▸ **DATA EXTRACT**:
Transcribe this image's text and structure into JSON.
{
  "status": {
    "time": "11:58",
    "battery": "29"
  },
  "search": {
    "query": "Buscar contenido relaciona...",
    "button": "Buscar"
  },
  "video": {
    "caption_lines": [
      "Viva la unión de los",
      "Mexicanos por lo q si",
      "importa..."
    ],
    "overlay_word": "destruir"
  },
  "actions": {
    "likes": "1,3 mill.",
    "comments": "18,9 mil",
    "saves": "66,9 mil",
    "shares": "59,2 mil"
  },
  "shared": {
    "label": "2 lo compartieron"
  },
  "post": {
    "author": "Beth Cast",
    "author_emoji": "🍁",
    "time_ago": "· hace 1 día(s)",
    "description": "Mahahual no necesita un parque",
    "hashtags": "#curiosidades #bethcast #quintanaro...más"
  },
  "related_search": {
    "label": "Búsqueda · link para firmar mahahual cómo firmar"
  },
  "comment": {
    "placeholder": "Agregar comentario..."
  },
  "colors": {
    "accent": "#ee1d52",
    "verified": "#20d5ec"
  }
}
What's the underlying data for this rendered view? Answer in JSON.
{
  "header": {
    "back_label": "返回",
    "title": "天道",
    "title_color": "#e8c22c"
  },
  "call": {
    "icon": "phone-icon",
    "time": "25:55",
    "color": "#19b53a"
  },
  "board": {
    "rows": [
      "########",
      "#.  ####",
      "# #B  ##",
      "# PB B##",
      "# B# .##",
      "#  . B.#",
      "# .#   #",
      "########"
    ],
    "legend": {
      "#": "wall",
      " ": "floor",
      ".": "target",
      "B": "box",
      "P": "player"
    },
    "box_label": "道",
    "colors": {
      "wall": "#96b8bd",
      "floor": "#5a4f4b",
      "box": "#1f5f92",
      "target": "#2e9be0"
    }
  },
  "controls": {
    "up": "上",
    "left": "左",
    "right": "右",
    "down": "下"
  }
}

▸ **WORK TO COMPLETE**: Extract every entry in the listing word for word.

▸ **THE REPLY**:
Transcribe this image's text and structure into JSON.
{
  "status": {
    "time": "11:58",
    "battery": "29"
  },
  "search": {
    "query": "Buscar contenido relaciona...",
    "button": "Buscar"
  },
  "video": {
    "caption_lines": [
      "Viva la unión de los",
      "Mexicanos por lo q si",
      "importa..."
    ],
    "overlay_word": "destruir"
  },
  "actions": {
    "likes": "1,3 mill.",
    "comments": "18,9 mil",
    "saves": "66,9 mil",
    "shares": "59,2 mil"
  },
  "shared": {
    "label": "2 lo compartieron"
  },
  "post": {
    "author": "Beth Cast",
    "author_emoji": "🍁",
    "time_ago": "· hace 1 día(s)",
    "description": "Mahahual no necesita un parque",
    "hashtags": "#curiosidades #bethcast #quintanaro...más"
  },
  "related_search": {
    "label": "Búsqueda · link para firmar mahahual cómo firmar"
  },
  "comment": {
    "placeholder": "Agregar comentario..."
  },
  "colors": {
    "accent": "#ee1d52",
    "verified": "#20d5ec"
  }
}
What's the underlying data for this rendered view? Answer in JSON.
{
  "header": {
    "back_label": "返回",
    "title": "天道",
    "title_color": "#e8c22c"
  },
  "call": {
    "icon": "phone-icon",
    "time": "25:55",
    "color": "#19b53a"
  },
  "board": {
    "rows": [
      "########",
      "#.  ####",
      "# #B  ##",
      "# PB B##",
      "# B# .##",
      "#  . B.#",
      "# .#   #",
      "########"
    ],
    "legend": {
      "#": "wall",
      " ": "floor",
      ".": "target",
      "B": "box",
      "P": "player"
    },
    "box_label": "道",
    "colors": {
      "wall": "#96b8bd",
      "floor": "#5a4f4b",
      "box": "#1f5f92",
      "target": "#2e9be0"
    }
  },
  "controls": {
    "up": "上",
    "left": "左",
    "right": "右",
    "down": "下"
  }
}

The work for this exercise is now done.